◆ WORK INSTRUCTIONS
Every line that includes the word "ylabel" is to be listed.

◆ DATA FOR THE TASK
# # # # # # #
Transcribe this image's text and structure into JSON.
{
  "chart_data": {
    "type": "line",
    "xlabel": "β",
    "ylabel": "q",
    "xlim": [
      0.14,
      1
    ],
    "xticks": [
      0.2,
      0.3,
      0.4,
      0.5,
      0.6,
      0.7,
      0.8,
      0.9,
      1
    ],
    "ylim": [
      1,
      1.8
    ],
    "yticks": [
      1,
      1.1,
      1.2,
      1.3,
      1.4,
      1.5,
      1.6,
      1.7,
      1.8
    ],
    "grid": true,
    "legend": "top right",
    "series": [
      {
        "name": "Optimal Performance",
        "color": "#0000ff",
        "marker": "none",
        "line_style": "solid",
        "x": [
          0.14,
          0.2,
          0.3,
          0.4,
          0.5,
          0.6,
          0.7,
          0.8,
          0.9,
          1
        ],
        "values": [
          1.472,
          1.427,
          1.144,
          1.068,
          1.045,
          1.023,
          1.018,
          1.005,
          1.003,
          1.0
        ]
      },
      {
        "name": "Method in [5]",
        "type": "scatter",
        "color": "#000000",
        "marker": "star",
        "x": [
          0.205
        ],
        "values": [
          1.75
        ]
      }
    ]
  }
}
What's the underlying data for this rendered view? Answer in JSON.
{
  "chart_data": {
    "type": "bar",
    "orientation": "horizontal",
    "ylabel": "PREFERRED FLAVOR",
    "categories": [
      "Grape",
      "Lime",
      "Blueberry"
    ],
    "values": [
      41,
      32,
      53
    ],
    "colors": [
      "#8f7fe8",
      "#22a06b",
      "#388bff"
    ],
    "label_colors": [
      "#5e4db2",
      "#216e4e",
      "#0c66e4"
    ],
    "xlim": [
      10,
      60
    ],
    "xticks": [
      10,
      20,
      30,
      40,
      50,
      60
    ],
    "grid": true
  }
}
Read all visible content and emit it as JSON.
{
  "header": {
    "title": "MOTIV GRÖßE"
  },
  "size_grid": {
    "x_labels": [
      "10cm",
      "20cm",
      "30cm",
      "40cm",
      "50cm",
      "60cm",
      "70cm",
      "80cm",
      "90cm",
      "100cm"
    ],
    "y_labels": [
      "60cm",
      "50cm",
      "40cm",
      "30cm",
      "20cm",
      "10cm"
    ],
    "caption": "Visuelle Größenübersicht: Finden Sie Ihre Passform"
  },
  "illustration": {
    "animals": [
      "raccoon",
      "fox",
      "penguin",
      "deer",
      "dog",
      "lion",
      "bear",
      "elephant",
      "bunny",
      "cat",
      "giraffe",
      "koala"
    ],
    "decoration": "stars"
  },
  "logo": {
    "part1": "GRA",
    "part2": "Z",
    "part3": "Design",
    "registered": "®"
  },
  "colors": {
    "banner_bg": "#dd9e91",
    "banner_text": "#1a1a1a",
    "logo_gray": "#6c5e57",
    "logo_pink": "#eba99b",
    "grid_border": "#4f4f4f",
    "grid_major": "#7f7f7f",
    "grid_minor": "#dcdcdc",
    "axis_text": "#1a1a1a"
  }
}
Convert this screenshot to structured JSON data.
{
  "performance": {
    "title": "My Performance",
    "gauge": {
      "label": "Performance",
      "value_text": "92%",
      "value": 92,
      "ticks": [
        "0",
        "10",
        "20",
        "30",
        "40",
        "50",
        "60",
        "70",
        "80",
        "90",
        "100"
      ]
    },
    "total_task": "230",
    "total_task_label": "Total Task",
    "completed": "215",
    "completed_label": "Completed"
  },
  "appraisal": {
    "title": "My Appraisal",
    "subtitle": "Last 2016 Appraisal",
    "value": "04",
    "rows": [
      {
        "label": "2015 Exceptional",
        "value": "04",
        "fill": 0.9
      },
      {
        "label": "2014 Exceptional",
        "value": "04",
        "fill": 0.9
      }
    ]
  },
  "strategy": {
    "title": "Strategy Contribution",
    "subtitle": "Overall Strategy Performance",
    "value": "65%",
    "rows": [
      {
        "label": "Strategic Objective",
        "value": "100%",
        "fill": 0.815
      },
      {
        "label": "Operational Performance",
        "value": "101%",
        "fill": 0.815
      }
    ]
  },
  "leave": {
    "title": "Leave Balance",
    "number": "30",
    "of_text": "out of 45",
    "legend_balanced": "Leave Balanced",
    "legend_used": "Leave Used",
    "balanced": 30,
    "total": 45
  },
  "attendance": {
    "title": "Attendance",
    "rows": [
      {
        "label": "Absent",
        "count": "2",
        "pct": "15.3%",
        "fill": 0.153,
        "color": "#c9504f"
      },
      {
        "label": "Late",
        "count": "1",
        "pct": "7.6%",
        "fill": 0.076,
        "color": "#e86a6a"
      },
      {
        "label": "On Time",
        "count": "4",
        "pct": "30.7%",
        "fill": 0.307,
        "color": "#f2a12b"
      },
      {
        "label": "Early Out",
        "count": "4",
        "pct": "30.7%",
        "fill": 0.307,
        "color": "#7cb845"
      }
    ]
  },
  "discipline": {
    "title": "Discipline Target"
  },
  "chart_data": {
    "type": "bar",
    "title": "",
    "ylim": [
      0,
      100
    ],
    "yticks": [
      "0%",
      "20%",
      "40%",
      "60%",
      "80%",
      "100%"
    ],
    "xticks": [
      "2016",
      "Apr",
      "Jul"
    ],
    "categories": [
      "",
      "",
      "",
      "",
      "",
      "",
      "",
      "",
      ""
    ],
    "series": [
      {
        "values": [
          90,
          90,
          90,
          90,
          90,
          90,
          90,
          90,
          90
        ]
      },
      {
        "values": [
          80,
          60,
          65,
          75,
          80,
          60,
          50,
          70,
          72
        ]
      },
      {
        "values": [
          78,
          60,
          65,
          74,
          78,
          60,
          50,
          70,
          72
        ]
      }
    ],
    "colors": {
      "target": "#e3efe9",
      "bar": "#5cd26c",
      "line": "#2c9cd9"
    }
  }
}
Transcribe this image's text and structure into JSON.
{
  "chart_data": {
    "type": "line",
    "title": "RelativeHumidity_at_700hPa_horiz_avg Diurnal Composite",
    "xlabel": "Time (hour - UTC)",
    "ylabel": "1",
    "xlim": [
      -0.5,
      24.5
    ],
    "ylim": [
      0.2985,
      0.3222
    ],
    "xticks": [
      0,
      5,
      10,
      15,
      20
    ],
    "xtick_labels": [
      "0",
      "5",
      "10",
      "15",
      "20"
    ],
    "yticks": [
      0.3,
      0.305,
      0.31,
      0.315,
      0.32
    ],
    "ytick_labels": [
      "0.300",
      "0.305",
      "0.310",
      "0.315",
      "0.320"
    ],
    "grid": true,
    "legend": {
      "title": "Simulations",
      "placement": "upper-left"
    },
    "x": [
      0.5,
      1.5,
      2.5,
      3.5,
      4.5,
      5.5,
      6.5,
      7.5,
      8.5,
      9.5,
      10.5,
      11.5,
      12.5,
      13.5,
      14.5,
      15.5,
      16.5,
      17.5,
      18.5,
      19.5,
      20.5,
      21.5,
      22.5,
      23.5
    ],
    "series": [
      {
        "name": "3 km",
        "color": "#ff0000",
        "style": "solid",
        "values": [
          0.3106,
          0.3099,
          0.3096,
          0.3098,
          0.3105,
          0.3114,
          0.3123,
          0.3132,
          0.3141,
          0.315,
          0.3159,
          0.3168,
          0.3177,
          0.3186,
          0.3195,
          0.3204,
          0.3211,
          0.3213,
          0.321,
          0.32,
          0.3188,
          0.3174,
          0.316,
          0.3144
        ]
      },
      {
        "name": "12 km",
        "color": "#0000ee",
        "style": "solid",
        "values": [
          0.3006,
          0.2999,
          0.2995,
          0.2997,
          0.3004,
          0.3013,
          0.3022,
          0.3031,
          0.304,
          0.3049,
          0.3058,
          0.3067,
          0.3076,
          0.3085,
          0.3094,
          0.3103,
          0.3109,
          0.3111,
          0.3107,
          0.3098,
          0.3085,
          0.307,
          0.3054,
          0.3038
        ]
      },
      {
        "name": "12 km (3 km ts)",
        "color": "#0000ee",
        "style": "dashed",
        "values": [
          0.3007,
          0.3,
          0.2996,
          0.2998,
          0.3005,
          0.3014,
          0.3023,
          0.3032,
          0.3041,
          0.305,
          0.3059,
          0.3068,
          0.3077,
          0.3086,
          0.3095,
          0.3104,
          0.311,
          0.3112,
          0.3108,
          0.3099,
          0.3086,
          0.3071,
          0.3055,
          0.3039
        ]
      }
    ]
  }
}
# # # # # # #
◆ SOLUTION TO THE PROBLEM
    "ylabel": "q",
    "ylabel": "PREFERRED FLAVOR",
    "ylabel": "1",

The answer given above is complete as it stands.